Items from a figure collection
____________

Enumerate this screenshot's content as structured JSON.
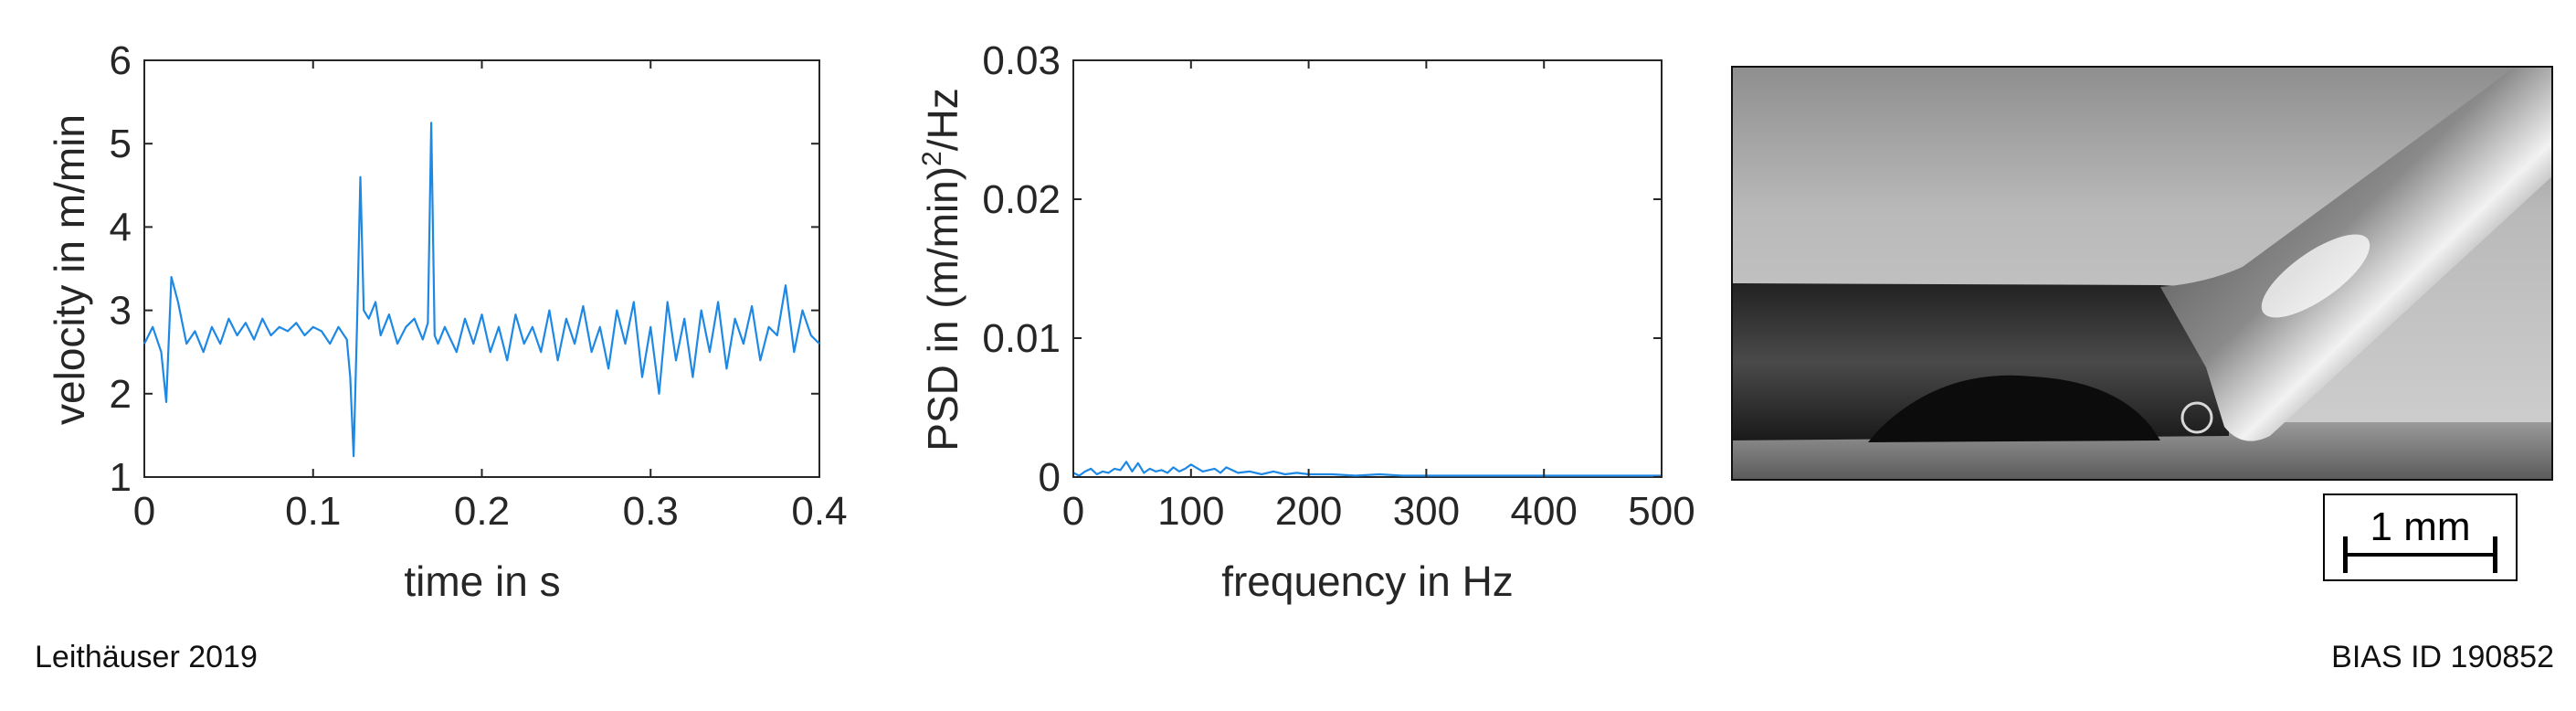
{
  "chart_data": [
    {
      "type": "line",
      "xlabel": "time in s",
      "ylabel": "velocity in m/min",
      "xlim": [
        0,
        0.4
      ],
      "ylim": [
        1,
        6
      ],
      "xticks": [
        0,
        0.1,
        0.2,
        0.3,
        0.4
      ],
      "xtick_labels": [
        "0",
        "0.1",
        "0.2",
        "0.3",
        "0.4"
      ],
      "yticks": [
        1,
        2,
        3,
        4,
        5,
        6
      ],
      "ytick_labels": [
        "1",
        "2",
        "3",
        "4",
        "5",
        "6"
      ],
      "grid": false,
      "color": "#1e88e5",
      "series": [
        {
          "x": [
            0,
            0.005,
            0.01,
            0.013,
            0.016,
            0.02,
            0.025,
            0.03,
            0.035,
            0.04,
            0.045,
            0.05,
            0.055,
            0.06,
            0.065,
            0.07,
            0.075,
            0.08,
            0.085,
            0.09,
            0.095,
            0.1,
            0.105,
            0.11,
            0.115,
            0.12,
            0.122,
            0.124,
            0.126,
            0.128,
            0.13,
            0.133,
            0.137,
            0.14,
            0.145,
            0.15,
            0.155,
            0.16,
            0.165,
            0.168,
            0.17,
            0.172,
            0.174,
            0.178,
            0.185,
            0.19,
            0.195,
            0.2,
            0.205,
            0.21,
            0.215,
            0.22,
            0.225,
            0.23,
            0.235,
            0.24,
            0.245,
            0.25,
            0.255,
            0.26,
            0.265,
            0.27,
            0.275,
            0.28,
            0.285,
            0.29,
            0.295,
            0.3,
            0.305,
            0.31,
            0.315,
            0.32,
            0.325,
            0.33,
            0.335,
            0.34,
            0.345,
            0.35,
            0.355,
            0.36,
            0.365,
            0.37,
            0.375,
            0.38,
            0.385,
            0.39,
            0.395,
            0.4
          ],
          "y": [
            2.6,
            2.8,
            2.5,
            1.9,
            3.4,
            3.1,
            2.6,
            2.75,
            2.5,
            2.8,
            2.6,
            2.9,
            2.7,
            2.85,
            2.65,
            2.9,
            2.7,
            2.8,
            2.75,
            2.85,
            2.7,
            2.8,
            2.75,
            2.6,
            2.8,
            2.65,
            2.2,
            1.25,
            2.8,
            4.6,
            3.0,
            2.9,
            3.1,
            2.7,
            2.95,
            2.6,
            2.8,
            2.9,
            2.65,
            2.85,
            5.25,
            2.7,
            2.6,
            2.8,
            2.5,
            2.9,
            2.6,
            2.95,
            2.5,
            2.8,
            2.4,
            2.95,
            2.6,
            2.8,
            2.5,
            3.0,
            2.4,
            2.9,
            2.6,
            3.05,
            2.5,
            2.8,
            2.3,
            3.0,
            2.6,
            3.1,
            2.2,
            2.8,
            2.0,
            3.1,
            2.4,
            2.9,
            2.2,
            3.0,
            2.5,
            3.1,
            2.3,
            2.9,
            2.6,
            3.05,
            2.4,
            2.8,
            2.7,
            3.3,
            2.5,
            3.0,
            2.7,
            2.6
          ]
        }
      ]
    },
    {
      "type": "line",
      "xlabel": "frequency in Hz",
      "ylabel": "PSD in (m/min)",
      "ylabel_sup": "2",
      "ylabel_suffix": "/Hz",
      "xlim": [
        0,
        500
      ],
      "ylim": [
        0,
        0.03
      ],
      "xticks": [
        0,
        100,
        200,
        300,
        400,
        500
      ],
      "xtick_labels": [
        "0",
        "100",
        "200",
        "300",
        "400",
        "500"
      ],
      "yticks": [
        0,
        0.01,
        0.02,
        0.03
      ],
      "ytick_labels": [
        "0",
        "0.01",
        "0.02",
        "0.03"
      ],
      "grid": false,
      "color": "#1e88e5",
      "series": [
        {
          "x": [
            0,
            5,
            10,
            15,
            20,
            25,
            30,
            35,
            40,
            45,
            50,
            55,
            60,
            65,
            70,
            75,
            80,
            85,
            90,
            95,
            100,
            110,
            120,
            125,
            130,
            140,
            150,
            160,
            170,
            180,
            190,
            200,
            220,
            240,
            260,
            280,
            300,
            320,
            340,
            360,
            380,
            400,
            420,
            440,
            460,
            480,
            500
          ],
          "y": [
            0.0003,
            0.0001,
            0.0004,
            0.0006,
            0.0002,
            0.0004,
            0.0003,
            0.0006,
            0.0005,
            0.0011,
            0.0004,
            0.001,
            0.0003,
            0.0006,
            0.0004,
            0.0005,
            0.0003,
            0.0007,
            0.0004,
            0.0006,
            0.0009,
            0.0004,
            0.0006,
            0.0003,
            0.0007,
            0.0003,
            0.0004,
            0.0002,
            0.0004,
            0.0002,
            0.0003,
            0.0002,
            0.0002,
            0.0001,
            0.0002,
            0.0001,
            0.0001,
            0.0001,
            0.0001,
            0.0001,
            0.0001,
            0.0001,
            0.0001,
            0.0001,
            0.0001,
            0.0001,
            0.0001
          ]
        }
      ]
    }
  ],
  "scale_bar": {
    "label": "1 mm"
  },
  "footer": {
    "left": "Leithäuser 2019",
    "right": "BIAS ID 190852"
  }
}
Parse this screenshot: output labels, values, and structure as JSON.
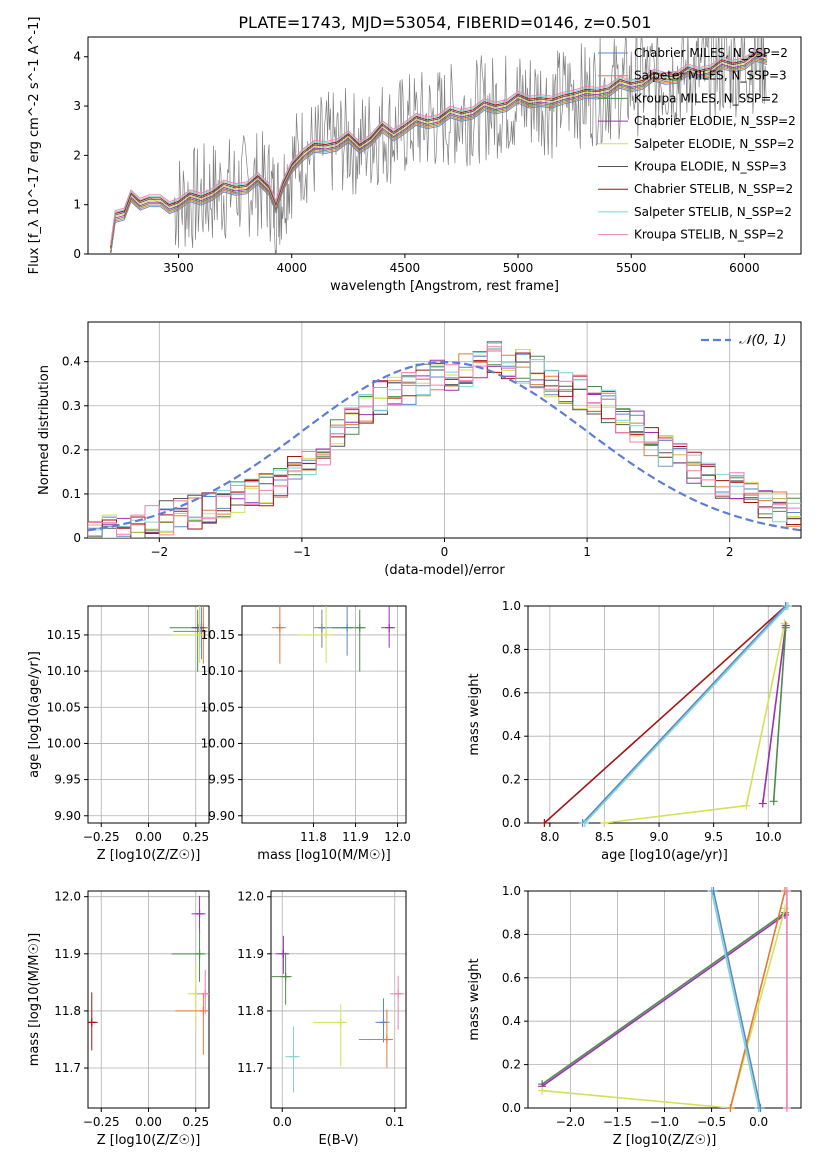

____________

Stated problem » Pull out every line holding "this" from the records above, and copy it.

Correct response »
Enumerate this screenshot's content as structured JSON.
Parse this screenshot: output labels, values, and structure as JSON.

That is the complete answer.